TASK TO COMPLETE: Write out the whole listing, matching it exactly.

Items listed in a dataset:
◆ ◆ ◆ ◆ ◆

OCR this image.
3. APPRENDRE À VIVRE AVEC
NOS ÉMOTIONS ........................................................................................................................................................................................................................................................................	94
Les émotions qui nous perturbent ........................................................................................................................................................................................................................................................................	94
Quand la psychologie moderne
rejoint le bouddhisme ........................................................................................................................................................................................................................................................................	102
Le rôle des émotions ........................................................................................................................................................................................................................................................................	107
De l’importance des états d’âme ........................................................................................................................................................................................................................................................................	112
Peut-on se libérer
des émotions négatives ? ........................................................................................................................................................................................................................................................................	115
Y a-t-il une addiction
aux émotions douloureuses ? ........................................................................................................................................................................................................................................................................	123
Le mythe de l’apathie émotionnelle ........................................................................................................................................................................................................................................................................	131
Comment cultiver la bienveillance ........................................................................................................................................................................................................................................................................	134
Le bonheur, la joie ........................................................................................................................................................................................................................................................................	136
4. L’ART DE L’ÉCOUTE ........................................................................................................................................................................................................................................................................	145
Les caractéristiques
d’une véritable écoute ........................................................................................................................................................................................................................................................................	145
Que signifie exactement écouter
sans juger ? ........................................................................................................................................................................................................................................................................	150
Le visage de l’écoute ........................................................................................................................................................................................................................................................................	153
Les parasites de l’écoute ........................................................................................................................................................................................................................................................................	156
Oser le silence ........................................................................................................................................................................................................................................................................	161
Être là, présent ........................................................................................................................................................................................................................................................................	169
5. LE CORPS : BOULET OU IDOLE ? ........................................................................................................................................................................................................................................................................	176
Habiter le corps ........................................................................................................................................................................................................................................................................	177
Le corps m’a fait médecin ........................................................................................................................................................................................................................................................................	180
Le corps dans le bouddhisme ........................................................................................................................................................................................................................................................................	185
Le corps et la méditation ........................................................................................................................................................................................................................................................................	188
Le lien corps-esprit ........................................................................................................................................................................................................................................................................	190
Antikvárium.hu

◆ ◆ ◆ ◆ ◆

SOLUTION TO THIS TASK:
OCR this image.
3. APPRENDRE À VIVRE AVEC
NOS ÉMOTIONS ........................................................................................................................................................................................................................................................................	94
Les émotions qui nous perturbent ........................................................................................................................................................................................................................................................................	94
Quand la psychologie moderne
rejoint le bouddhisme ........................................................................................................................................................................................................................................................................	102
Le rôle des émotions ........................................................................................................................................................................................................................................................................	107
De l’importance des états d’âme ........................................................................................................................................................................................................................................................................	112
Peut-on se libérer
des émotions négatives ? ........................................................................................................................................................................................................................................................................	115
Y a-t-il une addiction
aux émotions douloureuses ? ........................................................................................................................................................................................................................................................................	123
Le mythe de l’apathie émotionnelle ........................................................................................................................................................................................................................................................................	131
Comment cultiver la bienveillance ........................................................................................................................................................................................................................................................................	134
Le bonheur, la joie ........................................................................................................................................................................................................................................................................	136
4. L’ART DE L’ÉCOUTE ........................................................................................................................................................................................................................................................................	145
Les caractéristiques
d’une véritable écoute ........................................................................................................................................................................................................................................................................	145
Que signifie exactement écouter
sans juger ? ........................................................................................................................................................................................................................................................................	150
Le visage de l’écoute ........................................................................................................................................................................................................................................................................	153
Les parasites de l’écoute ........................................................................................................................................................................................................................................................................	156
Oser le silence ........................................................................................................................................................................................................................................................................	161
Être là, présent ........................................................................................................................................................................................................................................................................	169
5. LE CORPS : BOULET OU IDOLE ? ........................................................................................................................................................................................................................................................................	176
Habiter le corps ........................................................................................................................................................................................................................................................................	177
Le corps m’a fait médecin ........................................................................................................................................................................................................................................................................	180
Le corps dans le bouddhisme ........................................................................................................................................................................................................................................................................	185
Le corps et la méditation ........................................................................................................................................................................................................................................................................	188
Le lien corps-esprit ........................................................................................................................................................................................................................................................................	190
Antikvárium.hu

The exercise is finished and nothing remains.